**TO BE DONE:** Identify all lines below that hold "xlabel" and collect them.

(Figure record listings)
⁂

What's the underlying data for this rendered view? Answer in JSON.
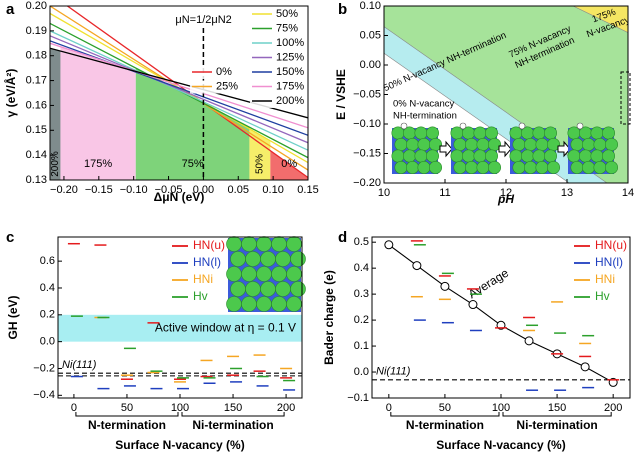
{
  "chart_data": [
    {
      "type": "line",
      "panel": "a",
      "xlabel": "ΔμN (eV)",
      "ylabel": "γ (eV/Å²)",
      "x": [
        -0.22,
        0.15
      ],
      "xlim": [
        -0.22,
        0.15
      ],
      "ylim": [
        0.13,
        0.2
      ],
      "xticks": [
        {
          "value": -0.2,
          "label": "−0.20"
        },
        {
          "value": -0.15,
          "label": "−0.15"
        },
        {
          "value": -0.1,
          "label": "−0.10"
        },
        {
          "value": -0.05,
          "label": "−0.05"
        },
        {
          "value": 0,
          "label": "0.00"
        },
        0.05,
        {
          "value": 0.1,
          "label": "0.10"
        },
        0.15
      ],
      "yticks": [
        0.13,
        0.14,
        0.15,
        0.16,
        0.17,
        0.18,
        0.19,
        {
          "value": 0.2,
          "label": "0.20"
        }
      ],
      "series": [
        {
          "name": "0%",
          "color": "#e8272a",
          "values": [
            0.205,
            0.131
          ]
        },
        {
          "name": "25%",
          "color": "#f5a623",
          "values": [
            0.2,
            0.134
          ]
        },
        {
          "name": "50%",
          "color": "#f0e130",
          "values": [
            0.197,
            0.137
          ]
        },
        {
          "name": "75%",
          "color": "#2ca02c",
          "values": [
            0.193,
            0.139
          ]
        },
        {
          "name": "100%",
          "color": "#6fd0c8",
          "values": [
            0.19,
            0.142
          ]
        },
        {
          "name": "125%",
          "color": "#9467bd",
          "values": [
            0.188,
            0.145
          ]
        },
        {
          "name": "150%",
          "color": "#1f3fa0",
          "values": [
            0.186,
            0.148
          ]
        },
        {
          "name": "175%",
          "color": "#f08fd0",
          "values": [
            0.185,
            0.151
          ]
        },
        {
          "name": "200%",
          "color": "#000000",
          "values": [
            0.183,
            0.155
          ]
        }
      ],
      "regions": [
        {
          "label": "200%",
          "from": -0.22,
          "to": -0.205,
          "color": "#7f8c8d"
        },
        {
          "label": "175%",
          "from": -0.205,
          "to": -0.097,
          "color": "#f9c6e6"
        },
        {
          "label": "75%",
          "from": -0.097,
          "to": 0.066,
          "color": "#7ed37a"
        },
        {
          "label": "50%",
          "from": 0.066,
          "to": 0.096,
          "color": "#f6ee6a"
        },
        {
          "label": "0%",
          "from": 0.096,
          "to": 0.15,
          "color": "#f26d6d"
        }
      ],
      "vline": {
        "x": 0,
        "label": "μN=1/2μN2"
      }
    },
    {
      "type": "phase",
      "panel": "b",
      "xlabel": "pH",
      "ylabel": "E / VSHE",
      "x": [
        10,
        14
      ],
      "xlim": [
        10,
        14
      ],
      "ylim": [
        -0.2,
        0.1
      ],
      "xticks": [
        10,
        11,
        12,
        13,
        14
      ],
      "yticks": [
        {
          "value": 0.1,
          "label": "0.10"
        },
        0.05,
        {
          "value": 0,
          "label": "0.00"
        },
        {
          "value": -0.05,
          "label": "−0.05"
        },
        {
          "value": -0.1,
          "label": "−0.10"
        },
        {
          "value": -0.15,
          "label": "−0.15"
        },
        {
          "value": -0.2,
          "label": "−0.20"
        }
      ],
      "boundaries": [
        [
          0.02,
          -0.27
        ],
        [
          0.065,
          -0.225
        ],
        [
          0.255,
          0.055
        ]
      ],
      "regions": [
        {
          "label": [
            "0% N-vacancy",
            "NH-termination"
          ],
          "color": "#ffffff"
        },
        {
          "label": [
            "50% N-vacancy NH-termination"
          ],
          "color": "#b6ecef"
        },
        {
          "label": [
            "75% N-vacancy",
            "NH-termination"
          ],
          "color": "#a6e39a"
        },
        {
          "label": [
            "175%",
            "N-vacancy"
          ],
          "color": "#f5e663"
        }
      ]
    },
    {
      "type": "dash",
      "panel": "c",
      "xlabel": "Surface N-vacancy (%)",
      "ylabel": "GH (eV)",
      "x": [
        0,
        25,
        50,
        75,
        100,
        125,
        150,
        175,
        200
      ],
      "xlim": [
        -15,
        215
      ],
      "ylim": [
        -0.42,
        0.78
      ],
      "xticks": [
        0,
        50,
        100,
        150,
        200
      ],
      "yticks": [
        {
          "value": -0.4,
          "label": "−0.4"
        },
        {
          "value": -0.2,
          "label": "−0.2"
        },
        {
          "value": 0,
          "label": "0.0"
        },
        0.2,
        0.4,
        0.6
      ],
      "series": [
        {
          "name": "HN(u)",
          "color": "#e41a1c",
          "values": [
            0.73,
            0.72,
            -0.28,
            0.14,
            -0.28,
            -0.26,
            -0.25,
            -0.22,
            -0.27
          ]
        },
        {
          "name": "HN(l)",
          "color": "#1f3fbf",
          "values": [
            -0.26,
            -0.35,
            -0.33,
            -0.35,
            -0.35,
            -0.31,
            -0.3,
            -0.33,
            -0.36
          ]
        },
        {
          "name": "HNi",
          "color": "#f5a623",
          "values": [
            null,
            0.18,
            -0.25,
            -0.23,
            -0.3,
            -0.14,
            -0.11,
            -0.1,
            -0.2
          ]
        },
        {
          "name": "Hv",
          "color": "#2ca02c",
          "values": [
            0.19,
            0.18,
            -0.05,
            -0.22,
            -0.27,
            -0.27,
            -0.2,
            -0.26,
            -0.29
          ]
        }
      ],
      "band": {
        "label": "Active window at η = 0.1 V",
        "range": [
          0,
          0.2
        ]
      },
      "reference": {
        "label": "Ni(111)",
        "values": [
          -0.235,
          -0.255
        ]
      },
      "groups": [
        {
          "label": "N-termination",
          "range": [
            0,
            100
          ]
        },
        {
          "label": "Ni-termination",
          "range": [
            100,
            200
          ]
        }
      ]
    },
    {
      "type": "dash",
      "panel": "d",
      "xlabel": "Surface N-vacancy (%)",
      "ylabel": "Bader charge (e)",
      "x": [
        0,
        25,
        50,
        75,
        100,
        125,
        150,
        175,
        200
      ],
      "xlim": [
        -15,
        215
      ],
      "ylim": [
        -0.1,
        0.52
      ],
      "xticks": [
        0,
        50,
        100,
        150,
        200
      ],
      "yticks": [
        {
          "value": -0.1,
          "label": "−0.1"
        },
        {
          "value": 0,
          "label": "0.0"
        },
        0.1,
        0.2,
        0.3,
        0.4,
        0.5
      ],
      "series": [
        {
          "name": "HN(u)",
          "color": "#e41a1c",
          "values": [
            null,
            0.505,
            0.37,
            0.32,
            0.17,
            0.21,
            0.07,
            0.06,
            -0.03
          ]
        },
        {
          "name": "HN(l)",
          "color": "#1f3fbf",
          "values": [
            null,
            0.2,
            0.19,
            0.16,
            null,
            -0.07,
            -0.07,
            -0.06,
            null
          ]
        },
        {
          "name": "HNi",
          "color": "#f5a623",
          "values": [
            null,
            0.29,
            0.28,
            null,
            null,
            0.16,
            0.27,
            0.11,
            null
          ]
        },
        {
          "name": "Hv",
          "color": "#2ca02c",
          "values": [
            null,
            0.49,
            0.38,
            0.3,
            null,
            0.18,
            0.15,
            0.14,
            null
          ]
        }
      ],
      "average": {
        "name": "Average",
        "values": [
          0.49,
          0.41,
          0.33,
          0.26,
          0.18,
          0.12,
          0.07,
          0.02,
          -0.04
        ]
      },
      "reference": {
        "label": "Ni(111)",
        "values": [
          -0.03
        ]
      },
      "groups": [
        {
          "label": "N-termination",
          "range": [
            0,
            100
          ]
        },
        {
          "label": "Ni-termination",
          "range": [
            100,
            200
          ]
        }
      ]
    }
  ]
}
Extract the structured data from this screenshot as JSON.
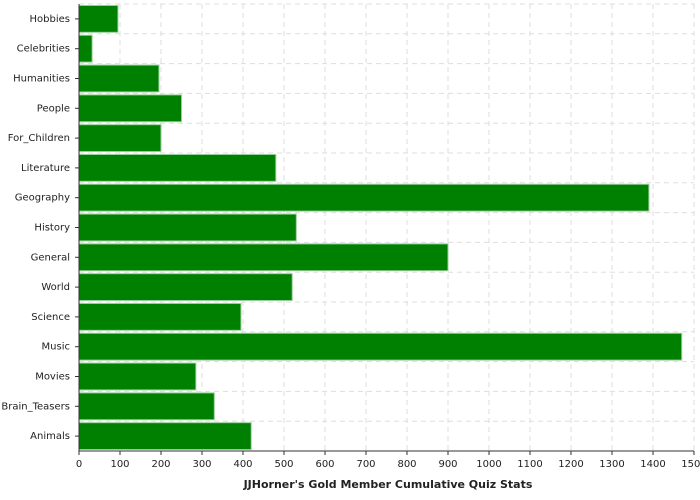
{
  "chart_data": {
    "type": "hbar",
    "x_label": "JJHorner's Gold Member Cumulative Quiz Stats",
    "categories": [
      "Hobbies",
      "Celebrities",
      "Humanities",
      "People",
      "For_Children",
      "Literature",
      "Geography",
      "History",
      "General",
      "World",
      "Science",
      "Music",
      "Movies",
      "Brain_Teasers",
      "Animals"
    ],
    "values": [
      95,
      32,
      195,
      250,
      200,
      480,
      1390,
      530,
      900,
      520,
      395,
      1470,
      285,
      330,
      420
    ],
    "color": "#008000",
    "xlim": [
      0,
      1500
    ],
    "xticks": [
      0,
      100,
      200,
      300,
      400,
      500,
      600,
      700,
      800,
      900,
      1000,
      1100,
      1200,
      1300,
      1400,
      1500
    ],
    "grid": true
  }
}
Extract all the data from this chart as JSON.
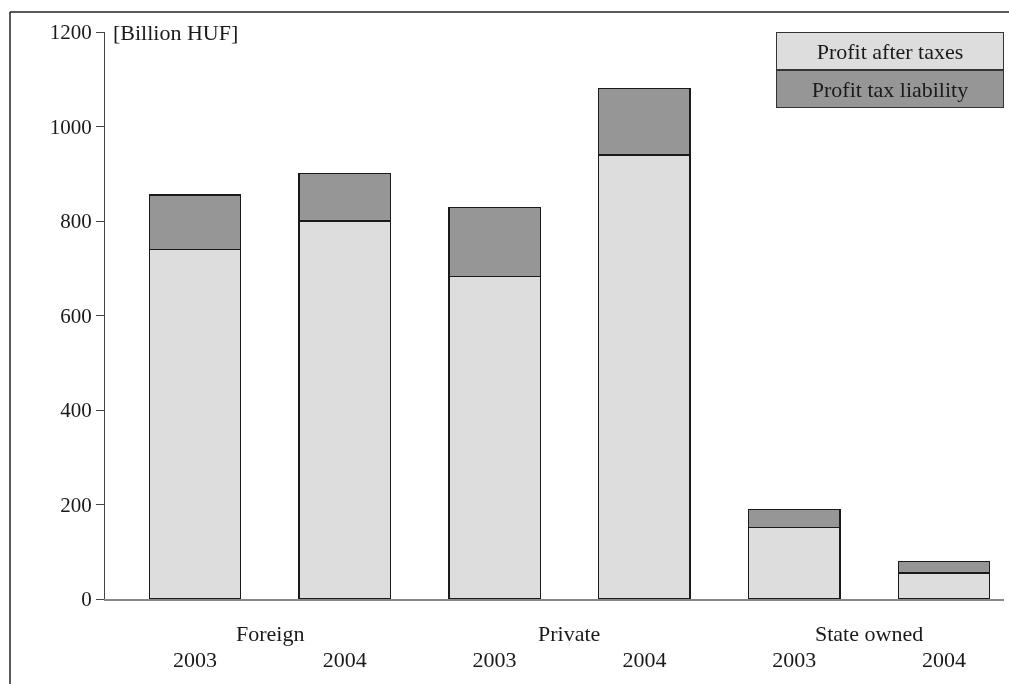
{
  "chart_data": {
    "type": "bar",
    "stacked": true,
    "ylabel": "[Billion HUF]",
    "categories": [
      "2003",
      "2004",
      "2003",
      "2004",
      "2003",
      "2004"
    ],
    "annotations": [
      "Foreign",
      "Private",
      "State owned"
    ],
    "series": [
      {
        "name": "Profit after taxes",
        "color": "#dddddd",
        "values": [
          740,
          800,
          682,
          940,
          152,
          55
        ]
      },
      {
        "name": "Profit tax liability",
        "color": "#969696",
        "values": [
          115,
          100,
          146,
          140,
          38,
          25
        ]
      }
    ],
    "ylim": [
      0,
      1200
    ],
    "yticks": [
      0,
      200,
      400,
      600,
      800,
      1000,
      1200
    ],
    "legend": "top right",
    "grid": false
  }
}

⁂

**ANSWER BELOW:**
      "xlabel": "ΔμN (eV)",
      "xlabel": "pH",
      "xlabel": "Surface N-vacancy (%)",
      "xlabel": "Surface N-vacancy (%)",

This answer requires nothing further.